● Problem details
Reproduce the listing below word for word, with no pictures.

Data records:
···

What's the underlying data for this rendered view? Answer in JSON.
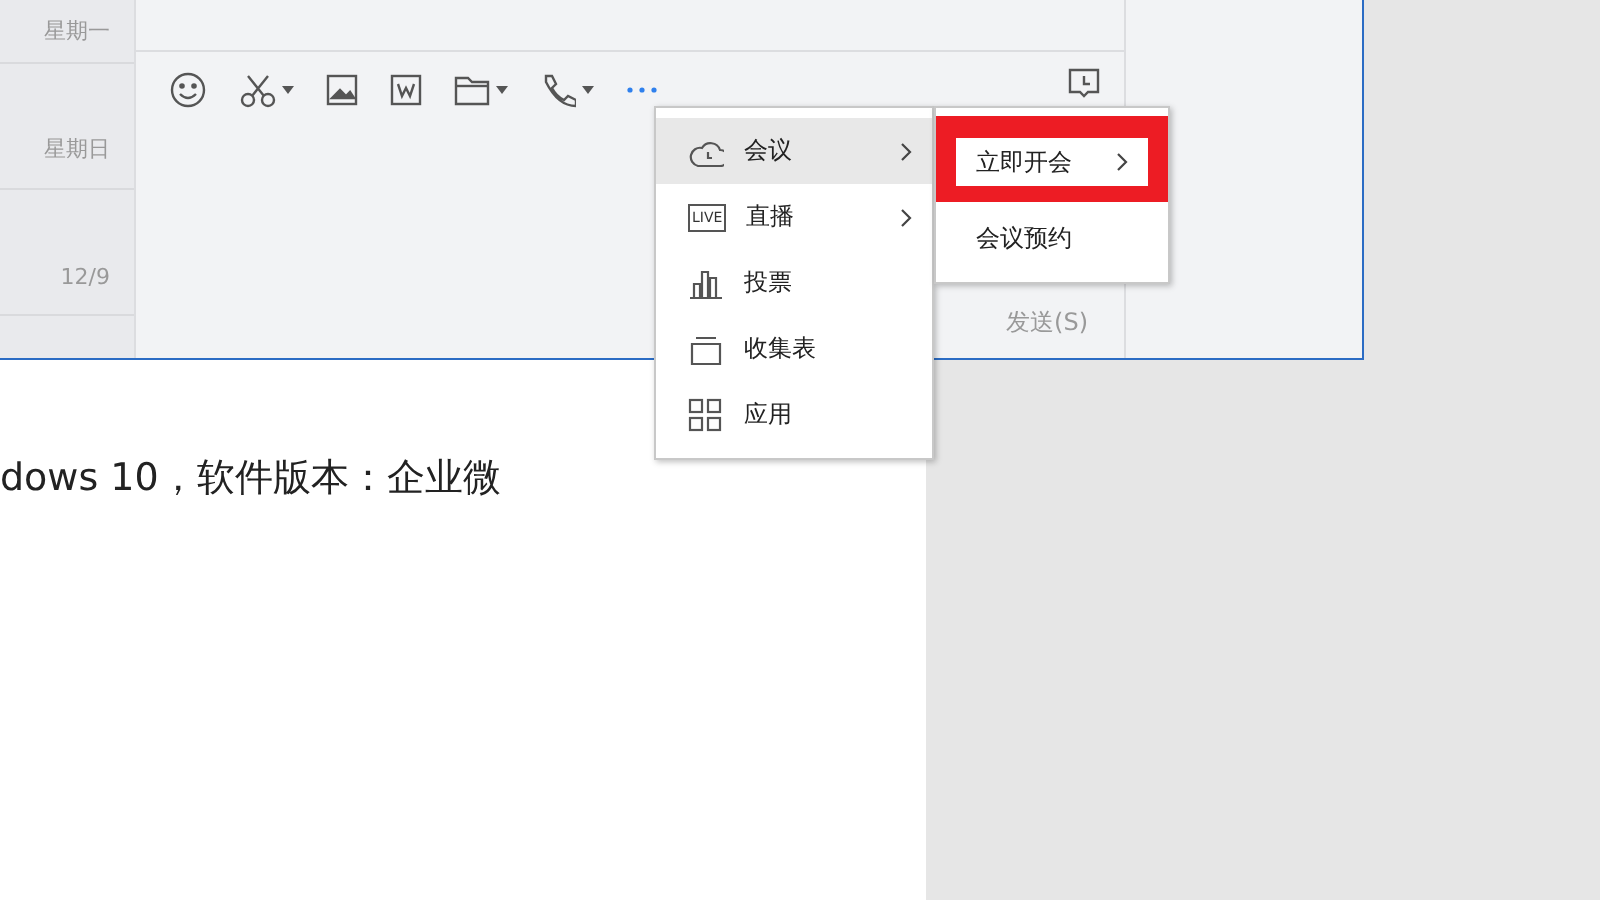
{
  "conversation_list": {
    "dates": [
      "星期一",
      "星期日",
      "12/9"
    ]
  },
  "send_button": "发送(S)",
  "document": {
    "line": "dows 10，软件版本：企业微"
  },
  "menu": {
    "items": [
      {
        "label": "会议",
        "kind": "cloud",
        "submenu": true,
        "selected": true
      },
      {
        "label": "直播",
        "kind": "live",
        "badge": "LIVE",
        "submenu": true,
        "selected": false
      },
      {
        "label": "投票",
        "kind": "chart",
        "submenu": false,
        "selected": false
      },
      {
        "label": "收集表",
        "kind": "tray",
        "submenu": false,
        "selected": false
      },
      {
        "label": "应用",
        "kind": "grid",
        "submenu": false,
        "selected": false
      }
    ]
  },
  "submenu": {
    "items": [
      {
        "label": "立即开会",
        "submenu": true,
        "selected": true
      },
      {
        "label": "会议预约",
        "submenu": false,
        "selected": false
      }
    ]
  }
}
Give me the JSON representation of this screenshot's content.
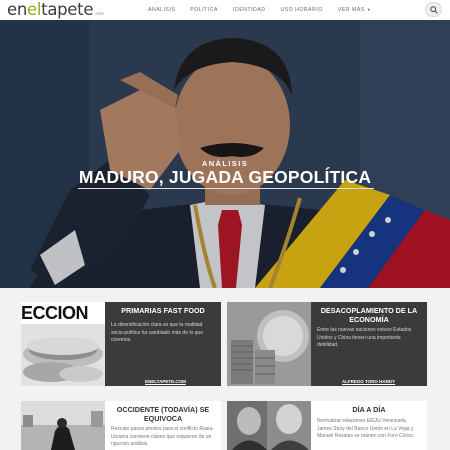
{
  "header": {
    "logo_en": "en",
    "logo_el": "el",
    "logo_tapete": "tapete",
    "logo_suffix": ".com",
    "menu": [
      "ANÁLISIS",
      "POLÍTICA",
      "IDENTIDAD",
      "USO HORARIO",
      "VER MÁS"
    ],
    "search_icon": "search-icon"
  },
  "hero": {
    "kicker": "ANÁLISIS",
    "title": "MADURO, JUGADA GEOPOLÍTICA"
  },
  "cards": [
    {
      "title": "PRIMARIAS FAST FOOD",
      "image_text": "ECCION",
      "excerpt": "La diversificación clara es que la realidad socio-política ha cambiado más de lo que creemos.",
      "author": "ENELTAPETE.COM"
    },
    {
      "title": "DESACOPLAMIENTO DE LA ECONOMÍA",
      "excerpt": "Entre las nuevas naciones estuvo Estados Unidos y China tienen una importante debilidad.",
      "author": "ALFREDO TORO HARDY"
    },
    {
      "title": "OCCIDENTE (TODAVÍA) SE EQUIVOCA",
      "excerpt": "Rescate pasos previos para el conflicto Rusia-Ucrania conviene claves que requieren de un riguroso análisis."
    },
    {
      "title": "DÍA A DÍA",
      "excerpt": "Normalizar relaciones EEUU-Venezuela, James Story del Banco Unido en La Vega y Manuel Rosales se reúnen con Foro Cívico."
    }
  ]
}
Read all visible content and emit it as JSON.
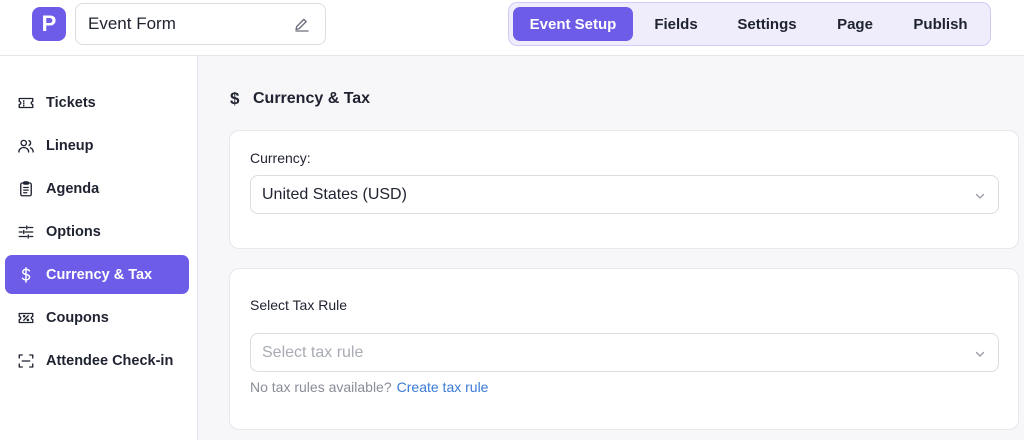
{
  "header": {
    "logo_letter": "P",
    "form_title": "Event Form",
    "tabs": [
      {
        "label": "Event Setup",
        "active": true
      },
      {
        "label": "Fields",
        "active": false
      },
      {
        "label": "Settings",
        "active": false
      },
      {
        "label": "Page",
        "active": false
      },
      {
        "label": "Publish",
        "active": false
      }
    ]
  },
  "sidebar": {
    "items": [
      {
        "label": "Tickets",
        "icon": "ticket-icon"
      },
      {
        "label": "Lineup",
        "icon": "users-icon"
      },
      {
        "label": "Agenda",
        "icon": "clipboard-icon"
      },
      {
        "label": "Options",
        "icon": "sliders-icon"
      },
      {
        "label": "Currency & Tax",
        "icon": "dollar-icon",
        "active": true
      },
      {
        "label": "Coupons",
        "icon": "coupon-icon"
      },
      {
        "label": "Attendee Check-in",
        "icon": "scan-icon"
      }
    ]
  },
  "main": {
    "section_title": "Currency & Tax",
    "currency": {
      "label": "Currency:",
      "value": "United States (USD)"
    },
    "tax": {
      "label": "Select Tax Rule",
      "placeholder": "Select tax rule",
      "help_text": "No tax rules available?",
      "link_text": "Create tax rule"
    }
  },
  "colors": {
    "accent": "#6c5ce7",
    "link": "#3a7bd5"
  }
}
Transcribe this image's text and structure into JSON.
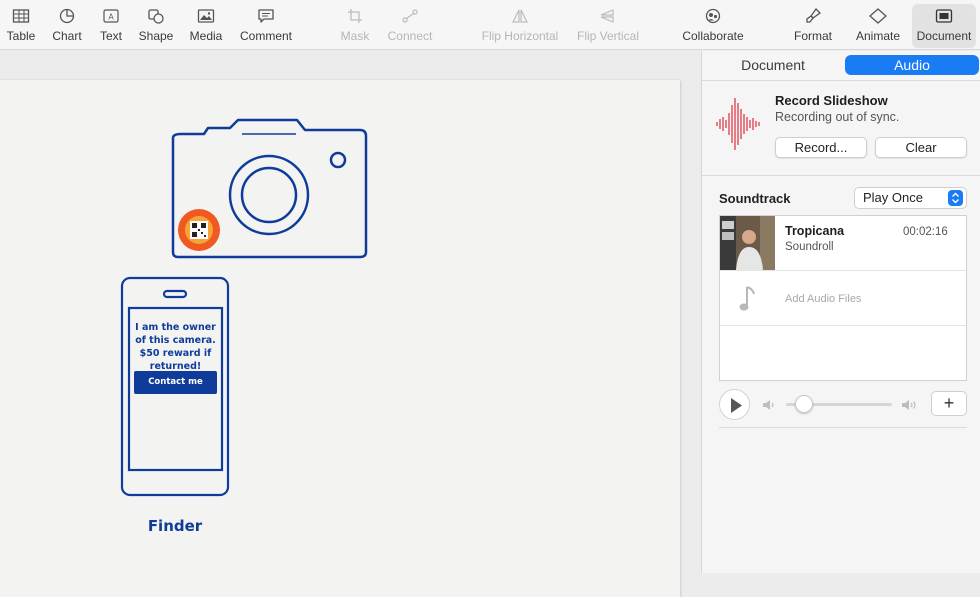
{
  "toolbar": {
    "items": [
      {
        "label": "Table",
        "icon": "table-icon",
        "enabled": true
      },
      {
        "label": "Chart",
        "icon": "chart-icon",
        "enabled": true
      },
      {
        "label": "Text",
        "icon": "text-icon",
        "enabled": true
      },
      {
        "label": "Shape",
        "icon": "shape-icon",
        "enabled": true
      },
      {
        "label": "Media",
        "icon": "media-icon",
        "enabled": true
      },
      {
        "label": "Comment",
        "icon": "comment-icon",
        "enabled": true
      },
      {
        "label": "Mask",
        "icon": "crop-icon",
        "enabled": false
      },
      {
        "label": "Connect",
        "icon": "connect-icon",
        "enabled": false
      },
      {
        "label": "Flip Horizontal",
        "icon": "flip-horizontal-icon",
        "enabled": false
      },
      {
        "label": "Flip Vertical",
        "icon": "flip-vertical-icon",
        "enabled": false
      },
      {
        "label": "Collaborate",
        "icon": "collaborate-icon",
        "enabled": true
      },
      {
        "label": "Format",
        "icon": "paintbrush-icon",
        "enabled": true
      },
      {
        "label": "Animate",
        "icon": "diamond-icon",
        "enabled": true
      },
      {
        "label": "Document",
        "icon": "document-icon",
        "enabled": true,
        "active": true
      }
    ]
  },
  "slide": {
    "phone_message": "I am the owner of this camera. $50 reward if returned!",
    "contact_button": "Contact me",
    "finder_label": "Finder",
    "ink_color": "#0f3c9a",
    "qr_badge_color": "#f05a22"
  },
  "inspector": {
    "tabs": [
      "Document",
      "Audio"
    ],
    "active_tab": "Audio",
    "record_title": "Record Slideshow",
    "record_status": "Recording out of sync.",
    "record_button": "Record...",
    "clear_button": "Clear",
    "soundtrack_label": "Soundtrack",
    "soundtrack_mode": "Play Once",
    "track": {
      "name": "Tropicana",
      "artist": "Soundroll",
      "duration": "00:02:16"
    },
    "add_audio_label": "Add Audio Files",
    "volume_level": 0.1,
    "add_button": "+",
    "accent_color": "#1a7cf5",
    "waveform_color": "#e23b4a"
  }
}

···

● Problem solution
What's the underlying data for this rendered view? Answer in JSON.
{
  "conversation_list": {
    "dates": [
      "星期一",
      "星期日",
      "12/9"
    ]
  },
  "send_button": "发送(S)",
  "document": {
    "line": "dows 10，软件版本：企业微"
  },
  "menu": {
    "items": [
      {
        "label": "会议",
        "kind": "cloud",
        "submenu": true,
        "selected": true
      },
      {
        "label": "直播",
        "kind": "live",
        "badge": "LIVE",
        "submenu": true,
        "selected": false
      },
      {
        "label": "投票",
        "kind": "chart",
        "submenu": false,
        "selected": false
      },
      {
        "label": "收集表",
        "kind": "tray",
        "submenu": false,
        "selected": false
      },
      {
        "label": "应用",
        "kind": "grid",
        "submenu": false,
        "selected": false
      }
    ]
  },
  "submenu": {
    "items": [
      {
        "label": "立即开会",
        "submenu": true,
        "selected": true
      },
      {
        "label": "会议预约",
        "submenu": false,
        "selected": false
      }
    ]
  }
}
Give me the JSON representation of this screenshot's content.
{
  "header": {
    "logo_en": "en",
    "logo_el": "el",
    "logo_tapete": "tapete",
    "logo_suffix": ".com",
    "menu": [
      "ANÁLISIS",
      "POLÍTICA",
      "IDENTIDAD",
      "USO HORARIO",
      "VER MÁS"
    ],
    "search_icon": "search-icon"
  },
  "hero": {
    "kicker": "ANÁLISIS",
    "title": "MADURO, JUGADA GEOPOLÍTICA"
  },
  "cards": [
    {
      "title": "PRIMARIAS FAST FOOD",
      "image_text": "ECCION",
      "excerpt": "La diversificación clara es que la realidad socio-política ha cambiado más de lo que creemos.",
      "author": "ENELTAPETE.COM"
    },
    {
      "title": "DESACOPLAMIENTO DE LA ECONOMÍA",
      "excerpt": "Entre las nuevas naciones estuvo Estados Unidos y China tienen una importante debilidad.",
      "author": "ALFREDO TORO HARDY"
    },
    {
      "title": "OCCIDENTE (TODAVÍA) SE EQUIVOCA",
      "excerpt": "Rescate pasos previos para el conflicto Rusia-Ucrania conviene claves que requieren de un riguroso análisis."
    },
    {
      "title": "DÍA A DÍA",
      "excerpt": "Normalizar relaciones EEUU-Venezuela, James Story del Banco Unido en La Vega y Manuel Rosales se reúnen con Foro Cívico."
    }
  ]
}
Read all visible content and emit it as JSON.
{
  "header": {
    "logo_letter": "P",
    "form_title": "Event Form",
    "tabs": [
      {
        "label": "Event Setup",
        "active": true
      },
      {
        "label": "Fields",
        "active": false
      },
      {
        "label": "Settings",
        "active": false
      },
      {
        "label": "Page",
        "active": false
      },
      {
        "label": "Publish",
        "active": false
      }
    ]
  },
  "sidebar": {
    "items": [
      {
        "label": "Tickets",
        "icon": "ticket-icon"
      },
      {
        "label": "Lineup",
        "icon": "users-icon"
      },
      {
        "label": "Agenda",
        "icon": "clipboard-icon"
      },
      {
        "label": "Options",
        "icon": "sliders-icon"
      },
      {
        "label": "Currency & Tax",
        "icon": "dollar-icon",
        "active": true
      },
      {
        "label": "Coupons",
        "icon": "coupon-icon"
      },
      {
        "label": "Attendee Check-in",
        "icon": "scan-icon"
      }
    ]
  },
  "main": {
    "section_title": "Currency & Tax",
    "currency": {
      "label": "Currency:",
      "value": "United States (USD)"
    },
    "tax": {
      "label": "Select Tax Rule",
      "placeholder": "Select tax rule",
      "help_text": "No tax rules available?",
      "link_text": "Create tax rule"
    }
  },
  "colors": {
    "accent": "#6c5ce7",
    "link": "#3a7bd5"
  }
}
Transcribe this image's text and structure into JSON.
{
  "toolbar": {
    "items": [
      {
        "label": "Table",
        "icon": "table-icon",
        "enabled": true
      },
      {
        "label": "Chart",
        "icon": "chart-icon",
        "enabled": true
      },
      {
        "label": "Text",
        "icon": "text-icon",
        "enabled": true
      },
      {
        "label": "Shape",
        "icon": "shape-icon",
        "enabled": true
      },
      {
        "label": "Media",
        "icon": "media-icon",
        "enabled": true
      },
      {
        "label": "Comment",
        "icon": "comment-icon",
        "enabled": true
      },
      {
        "label": "Mask",
        "icon": "crop-icon",
        "enabled": false
      },
      {
        "label": "Connect",
        "icon": "connect-icon",
        "enabled": false
      },
      {
        "label": "Flip Horizontal",
        "icon": "flip-horizontal-icon",
        "enabled": false
      },
      {
        "label": "Flip Vertical",
        "icon": "flip-vertical-icon",
        "enabled": false
      },
      {
        "label": "Collaborate",
        "icon": "collaborate-icon",
        "enabled": true
      },
      {
        "label": "Format",
        "icon": "paintbrush-icon",
        "enabled": true
      },
      {
        "label": "Animate",
        "icon": "diamond-icon",
        "enabled": true
      },
      {
        "label": "Document",
        "icon": "document-icon",
        "enabled": true,
        "active": true
      }
    ]
  },
  "slide": {
    "phone_message": "I am the owner of this camera. $50 reward if returned!",
    "contact_button": "Contact me",
    "finder_label": "Finder",
    "ink_color": "#0f3c9a",
    "qr_badge_color": "#f05a22"
  },
  "inspector": {
    "tabs": [
      "Document",
      "Audio"
    ],
    "active_tab": "Audio",
    "record_title": "Record Slideshow",
    "record_status": "Recording out of sync.",
    "record_button": "Record...",
    "clear_button": "Clear",
    "soundtrack_label": "Soundtrack",
    "soundtrack_mode": "Play Once",
    "track": {
      "name": "Tropicana",
      "artist": "Soundroll",
      "duration": "00:02:16"
    },
    "add_audio_label": "Add Audio Files",
    "volume_level": 0.1,
    "add_button": "+",
    "accent_color": "#1a7cf5",
    "waveform_color": "#e23b4a"
  }
}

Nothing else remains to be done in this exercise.